◆ **TASK INSTRUCTIONS**
Exactly reproduce the lines that follow.

◆ **GIVEN INFORMATION**
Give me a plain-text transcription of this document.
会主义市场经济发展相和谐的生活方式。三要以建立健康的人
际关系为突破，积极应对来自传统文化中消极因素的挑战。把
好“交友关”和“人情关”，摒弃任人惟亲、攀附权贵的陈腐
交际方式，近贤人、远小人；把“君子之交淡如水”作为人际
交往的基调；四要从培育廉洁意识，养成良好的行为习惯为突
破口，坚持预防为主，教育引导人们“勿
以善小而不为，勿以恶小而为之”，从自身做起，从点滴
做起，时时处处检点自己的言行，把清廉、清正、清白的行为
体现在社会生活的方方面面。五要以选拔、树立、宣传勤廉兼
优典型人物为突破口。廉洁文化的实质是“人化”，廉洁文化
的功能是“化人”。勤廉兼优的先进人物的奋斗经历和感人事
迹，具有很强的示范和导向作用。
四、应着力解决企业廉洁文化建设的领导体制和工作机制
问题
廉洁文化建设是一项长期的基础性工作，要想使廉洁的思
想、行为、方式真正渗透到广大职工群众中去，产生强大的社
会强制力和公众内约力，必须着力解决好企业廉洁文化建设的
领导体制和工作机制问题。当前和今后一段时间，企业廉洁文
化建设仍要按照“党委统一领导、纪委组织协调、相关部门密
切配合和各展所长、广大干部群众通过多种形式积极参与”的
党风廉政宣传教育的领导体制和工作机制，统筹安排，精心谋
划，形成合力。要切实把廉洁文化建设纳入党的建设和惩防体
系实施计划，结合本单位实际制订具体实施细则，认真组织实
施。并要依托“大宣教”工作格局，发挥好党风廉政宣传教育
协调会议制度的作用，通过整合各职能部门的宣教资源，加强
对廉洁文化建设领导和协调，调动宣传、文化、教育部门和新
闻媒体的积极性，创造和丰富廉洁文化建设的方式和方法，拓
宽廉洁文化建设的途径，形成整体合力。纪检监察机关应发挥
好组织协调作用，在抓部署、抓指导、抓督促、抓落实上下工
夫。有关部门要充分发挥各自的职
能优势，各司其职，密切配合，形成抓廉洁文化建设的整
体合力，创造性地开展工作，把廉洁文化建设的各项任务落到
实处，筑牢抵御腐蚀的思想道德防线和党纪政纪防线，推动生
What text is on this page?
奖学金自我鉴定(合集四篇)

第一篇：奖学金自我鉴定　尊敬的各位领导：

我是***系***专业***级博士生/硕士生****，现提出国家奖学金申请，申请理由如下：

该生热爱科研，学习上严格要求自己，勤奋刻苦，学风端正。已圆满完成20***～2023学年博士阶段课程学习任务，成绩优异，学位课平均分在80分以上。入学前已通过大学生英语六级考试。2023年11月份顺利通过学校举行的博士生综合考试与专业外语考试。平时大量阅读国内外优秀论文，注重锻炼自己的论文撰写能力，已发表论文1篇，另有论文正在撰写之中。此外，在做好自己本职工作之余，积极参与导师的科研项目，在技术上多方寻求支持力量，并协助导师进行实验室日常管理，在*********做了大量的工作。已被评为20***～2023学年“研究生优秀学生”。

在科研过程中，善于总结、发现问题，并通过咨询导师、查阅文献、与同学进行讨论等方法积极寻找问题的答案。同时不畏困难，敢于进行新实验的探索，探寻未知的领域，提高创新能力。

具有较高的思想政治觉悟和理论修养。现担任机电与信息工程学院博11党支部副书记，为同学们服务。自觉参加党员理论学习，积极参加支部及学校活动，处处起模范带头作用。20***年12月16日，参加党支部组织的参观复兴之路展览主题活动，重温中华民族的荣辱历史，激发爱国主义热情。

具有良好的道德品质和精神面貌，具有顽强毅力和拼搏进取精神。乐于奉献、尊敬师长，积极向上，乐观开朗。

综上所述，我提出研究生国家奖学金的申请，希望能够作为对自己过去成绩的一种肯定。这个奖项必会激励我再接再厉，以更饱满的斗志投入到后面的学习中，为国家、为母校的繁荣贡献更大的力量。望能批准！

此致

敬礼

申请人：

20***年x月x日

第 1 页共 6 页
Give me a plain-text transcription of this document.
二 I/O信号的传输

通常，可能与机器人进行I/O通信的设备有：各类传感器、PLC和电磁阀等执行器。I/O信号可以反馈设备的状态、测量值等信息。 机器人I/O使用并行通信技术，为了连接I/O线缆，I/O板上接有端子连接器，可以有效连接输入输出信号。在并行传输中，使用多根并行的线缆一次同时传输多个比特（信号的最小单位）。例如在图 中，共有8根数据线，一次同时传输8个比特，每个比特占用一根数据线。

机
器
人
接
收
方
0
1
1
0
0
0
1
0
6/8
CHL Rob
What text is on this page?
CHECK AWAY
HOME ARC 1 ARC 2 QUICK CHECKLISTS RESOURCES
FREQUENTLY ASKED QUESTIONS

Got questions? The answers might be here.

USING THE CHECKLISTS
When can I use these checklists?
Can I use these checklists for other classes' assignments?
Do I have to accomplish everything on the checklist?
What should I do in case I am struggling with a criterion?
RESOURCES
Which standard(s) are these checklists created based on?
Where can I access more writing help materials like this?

◆ **TASK RESULT**
Give me a plain-text transcription of this document.
会主义市场经济发展相和谐的生活方式。三要以建立健康的人
际关系为突破，积极应对来自传统文化中消极因素的挑战。把
好“交友关”和“人情关”，摒弃任人惟亲、攀附权贵的陈腐
交际方式，近贤人、远小人；把“君子之交淡如水”作为人际
交往的基调；四要从培育廉洁意识，养成良好的行为习惯为突
破口，坚持预防为主，教育引导人们“勿
以善小而不为，勿以恶小而为之”，从自身做起，从点滴
做起，时时处处检点自己的言行，把清廉、清正、清白的行为
体现在社会生活的方方面面。五要以选拔、树立、宣传勤廉兼
优典型人物为突破口。廉洁文化的实质是“人化”，廉洁文化
的功能是“化人”。勤廉兼优的先进人物的奋斗经历和感人事
迹，具有很强的示范和导向作用。
四、应着力解决企业廉洁文化建设的领导体制和工作机制
问题
廉洁文化建设是一项长期的基础性工作，要想使廉洁的思
想、行为、方式真正渗透到广大职工群众中去，产生强大的社
会强制力和公众内约力，必须着力解决好企业廉洁文化建设的
领导体制和工作机制问题。当前和今后一段时间，企业廉洁文
化建设仍要按照“党委统一领导、纪委组织协调、相关部门密
切配合和各展所长、广大干部群众通过多种形式积极参与”的
党风廉政宣传教育的领导体制和工作机制，统筹安排，精心谋
划，形成合力。要切实把廉洁文化建设纳入党的建设和惩防体
系实施计划，结合本单位实际制订具体实施细则，认真组织实
施。并要依托“大宣教”工作格局，发挥好党风廉政宣传教育
协调会议制度的作用，通过整合各职能部门的宣教资源，加强
对廉洁文化建设领导和协调，调动宣传、文化、教育部门和新
闻媒体的积极性，创造和丰富廉洁文化建设的方式和方法，拓
宽廉洁文化建设的途径，形成整体合力。纪检监察机关应发挥
好组织协调作用，在抓部署、抓指导、抓督促、抓落实上下工
夫。有关部门要充分发挥各自的职
能优势，各司其职，密切配合，形成抓廉洁文化建设的整
体合力，创造性地开展工作，把廉洁文化建设的各项任务落到
实处，筑牢抵御腐蚀的思想道德防线和党纪政纪防线，推动生
What text is on this page?
奖学金自我鉴定(合集四篇)

第一篇：奖学金自我鉴定　尊敬的各位领导：

我是***系***专业***级博士生/硕士生****，现提出国家奖学金申请，申请理由如下：

该生热爱科研，学习上严格要求自己，勤奋刻苦，学风端正。已圆满完成20***～2023学年博士阶段课程学习任务，成绩优异，学位课平均分在80分以上。入学前已通过大学生英语六级考试。2023年11月份顺利通过学校举行的博士生综合考试与专业外语考试。平时大量阅读国内外优秀论文，注重锻炼自己的论文撰写能力，已发表论文1篇，另有论文正在撰写之中。此外，在做好自己本职工作之余，积极参与导师的科研项目，在技术上多方寻求支持力量，并协助导师进行实验室日常管理，在*********做了大量的工作。已被评为20***～2023学年“研究生优秀学生”。

在科研过程中，善于总结、发现问题，并通过咨询导师、查阅文献、与同学进行讨论等方法积极寻找问题的答案。同时不畏困难，敢于进行新实验的探索，探寻未知的领域，提高创新能力。

具有较高的思想政治觉悟和理论修养。现担任机电与信息工程学院博11党支部副书记，为同学们服务。自觉参加党员理论学习，积极参加支部及学校活动，处处起模范带头作用。20***年12月16日，参加党支部组织的参观复兴之路展览主题活动，重温中华民族的荣辱历史，激发爱国主义热情。

具有良好的道德品质和精神面貌，具有顽强毅力和拼搏进取精神。乐于奉献、尊敬师长，积极向上，乐观开朗。

综上所述，我提出研究生国家奖学金的申请，希望能够作为对自己过去成绩的一种肯定。这个奖项必会激励我再接再厉，以更饱满的斗志投入到后面的学习中，为国家、为母校的繁荣贡献更大的力量。望能批准！

此致

敬礼

申请人：

20***年x月x日

第 1 页共 6 页
Give me a plain-text transcription of this document.
二 I/O信号的传输

通常，可能与机器人进行I/O通信的设备有：各类传感器、PLC和电磁阀等执行器。I/O信号可以反馈设备的状态、测量值等信息。 机器人I/O使用并行通信技术，为了连接I/O线缆，I/O板上接有端子连接器，可以有效连接输入输出信号。在并行传输中，使用多根并行的线缆一次同时传输多个比特（信号的最小单位）。例如在图 中，共有8根数据线，一次同时传输8个比特，每个比特占用一根数据线。

机
器
人
接
收
方
0
1
1
0
0
0
1
0
6/8
CHL Rob
What text is on this page?
CHECK AWAY
HOME ARC 1 ARC 2 QUICK CHECKLISTS RESOURCES
FREQUENTLY ASKED QUESTIONS

Got questions? The answers might be here.

USING THE CHECKLISTS
When can I use these checklists?
Can I use these checklists for other classes' assignments?
Do I have to accomplish everything on the checklist?
What should I do in case I am struggling with a criterion?
RESOURCES
Which standard(s) are these checklists created based on?
Where can I access more writing help materials like this?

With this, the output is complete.